• EXERCISE GOAL: For each line below that contains the string "Alain", copy that line.
────────────────────────────────────────
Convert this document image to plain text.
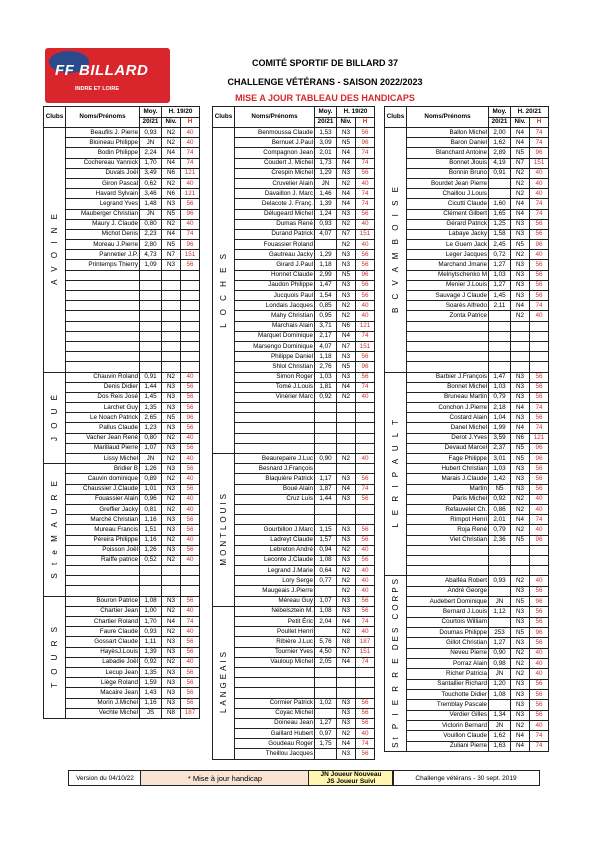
FF BILLARD
INDRE ET LOIRE
COMITÉ SPORTIF DE BILLARD 37
CHALLENGE VÉTÉRANS - SAISON 2022/2023
MISE A JOUR TABLEAU DES HANDICAPS
Clubs	Noms/Prénoms	Moy.	H. 19/20	
		20/21	Niv.	H
A V O I N E	Beaufils J. Pierre	0,93	N2	40
	Bloineau Philippe	JN	N2	40
	Bodin Philippe	2,24	N4	74
	Cochereau Yannick	1,70	N4	74
	Duvals Joël	3,49	N6	121
	Giron Pascal	0,62	N2	40
	Havard Sylvain	3,46	N6	121
	Legrand Yves	1,48	N3	56
	Mauberger Christian	JN	N5	96
	Maury J. Claude	0,80	N2	40
	Michot Denis	2,23	N4	74
	Moreau J.Pierre	2,80	N5	96
	Pannetier J.P.	4,73	N7	151
	Printemps Thierry	1,09	N3	56

J O U É	Chauvin Roland	0,91	N2	40
	Denis Didier	1,44	N3	56
	Dos Reis José	1,45	N3	56
	Larchet Guy	1,35	N3	56
	Le Noach Patrick	2,65	N5	96
	Pallus Claude	1,23	N3	56
	Vacher Jean René	0,80	N2	40
	Marillaud Pierre	1,07	N3	56
	Lissy Michel	JN	N2	40
S t e M A U R E	Bridier B	1,26	N3	56
	Cauvin dominique	0,89	N2	40
	Chaussier J.Claude	1,01	N3	56
	Fouassier Alain	0,96	N2	40
	Greffier Jacky	0,81	N2	40
	Marché Christian	1,16	N3	56
	Mureau Francis	1,51	N3	56
	Péreira Philippe	1,16	N2	40
	Poisson Joël	1,26	N3	56
	Raiffe patrice	0,52	N2	40

T O U R S	Bouron Patrice	1,08	N3	56
	Chartier Jean	1,00	N2	40
	Chartier Roland	1,70	N4	74
	Faure Claude	0,93	N2	40
	Gossart Claude	1,11	N3	56
	HayèsJ.Louis	1,39	N3	56
	Labadie Joël	0,92	N2	40
	Lecup Jean	1,35	N3	56
	Liège Roland	1,59	N3	56
	Macaire Jean	1,43	N3	56
	Morin J.Michel	1,16	N3	56
	Vechte Michel	JS	N8	187
Clubs	Noms/Prénoms	Moy.	H. 19/20	
		20/21	Niv.	H
L O C H E S	Benmoussa Claude	1,53	N3	56
	Bernuet J.Paul	3,09	N5	96
	Compagnon Jean	2,01	N4	74
	Coudert J. Michel	1,73	N4	74
	Crespin Michel	1,29	N3	56
	Cruvelier Alain	JN	N2	40
	Davaillon J. Marc	1,46	N4	74
	Delacote J. Franç.	1,39	N4	74
	Délugeard Michel	1,24	N3	56
	Dumas René	0,93	N2	40
	Durand Patrick	4,07	N7	151
	Fouassier Roland		N2	40
	Gautreau Jacky	1,29	N3	56
	Girard J.Paul	1,18	N3	56
	Honnet Claude	2,99	N5	96
	Jaudon Philippe	1,47	N3	56
	Jucquois Paul	1,54	N3	56
	Londais Jacques	0,85	N2	40
	Mahy Christian	0,95	N2	40
	Marchais Alain	3,71	N6	121
	Marquet Dominique	2,17	N4	74
	Marsengo Dominique	4,07	N7	151
	Philippe Daniel	1,18	N3	56
	Shlol Christian	2,76	N5	96
	Simon Roger	1,03	N3	56
	Tomé J.Louis	1,81	N4	74
	Vinérier Marc	0,92	N2	40

MONTLOUIS	Beaurepaire J.Luc	0,90	N2	40
	Besnard J.François			
	Blaquière Patrick	1,17	N3	56
	Boué Alain	1,87	N4	74
	Cruz Luis	1,44	N3	56

	Gourbillon J.Marc	1,15	N3	56
	Ladreyt Claude	1,57	N3	56
	Lebreton André	0,94	N2	40
	Leconte J.Claude	1,08	N3	56
	Legrand J.Marie	0,64	N2	40
	Lory Serge	0,77	N2	40
	Maugeais J.Pierre		N2	40
	Méreau Guy	1,07	N3	56
LANGEAIS	Nébelsztein M.	1,08	N3	56
	Petit Éric	2,04	N4	74
	Poullet Henri		N2	40
	Ribière J.Luc	5,76	N8	187
	Tournier Yves	4,50	N7	151
	Vauloup Michel	2,05	N4	74

	Cormier Patrick	1,02	N3	56
	Coyac Michel		N3	56
	Doineau Jean	1,27	N3	56
	Gaillard Hubert	0,97	N2	40
	Goudeau Roger	1,75	N4	74
	Theillou Jacques		N3	56
Clubs	Noms/Prénoms	Moy.	H. 20/21	
		20/21	Niv.	H
B C V A M B O I S E	Ballon Michel	2,00	N4	74
	Baron Daniel	1,62	N4	74
	Blanchard Antoine	2,89	N5	96
	Bonnet Jlouis	4,19	N7	151
	Bonnin Bruno	0,91	N2	40
	Bourdet Jean Pierre		N2	40
	Chaillou J.Louis		N2	40
	Cicutti Claude	1,60	N4	74
	Clément Gilbert	1,65	N4	74
	Gérard Patrick	1,25	N3	56
	Labaye Jacky	1,58	N3	56
	Le Guern Jack	2,45	N5	96
	Leger Jacques	0,72	N2	40
	Marchand Jmarie	1,27	N3	56
	Melnytschenko M	1,03	N3	56
	Menier J.Louis	1,27	N3	56
	Sauvage J Claude	1,45	N3	56
	Soarès Alfredo	2,11	N4	74
	Zonta Patrice		N2	40

L E R I P A U L T	Barbier J.François	1,47	N3	56
	Bonnet Michel	1,03	N3	56
	Bruneau Martin	0,79	N3	56
	Conchon J.Pierre	2,18	N4	74
	Costard Alain	1,04	N3	56
	Danel Michel	1,99	N4	74
	Derot J.Yves	3,59	N6	121
	Devaud Marcel	2,37	N5	96
	Fage Philippe	3,01	N5	96
	Hubert Christian	1,03	N3	56
	Marais J.Claude	1,42	N3	56
	Martin	N5	N3	56
	Paris Michel	0,92	N2	40
	Refauvelet Ch.	0,86	N2	40
	Rimpot Henri	2,01	N4	74
	Roja René	0,79	N2	40
	Viet Christian	2,36	N5	96

St P I E R R E DES CORPS	Abalféa Robert	0,93	N2	40
	André George		N3	56
	Audebert Dominique	JN	N5	96
	Bernard J.Louis	1,12	N3	56
	Courtois William		N3	56
	Doumas Philippe	253	N5	96
	Gillot Christian	1,27	N3	56
	Neveu Pierre	0,90	N2	40
	Porraz Alain	0,98	N2	40
	Richer Patricia	JN	N2	40
	Santallier Richard	1,20	N3	56
	Touchotte Didier	1,08	N3	56
	Tremblay Pascale		N3	56
	Verdier Gilles	1,34	N3	56
	Victorin Bernard	JN	N2	40
	Vouillon Claude	1,62	N4	74
	Zuliani Pierre	1,63	N4	74
Version du 04/10/22	* Mise à jour handicap	JN Joueur Nouveau
JS Joueur Suivi	Challenge vétérans - 30 sept. 2019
────────────────────────────────────────
• ANSWER TO THIS PROBLEM:
	Fouassier Alain	0,96	N2	40
	Cruvelier Alain	JN	N2	40
	Marchais Alain	3,71	N6	121
	Boué Alain	1,87	N4	74
	Costard Alain	1,04	N3	56
	Porraz Alain	0,98	N2	40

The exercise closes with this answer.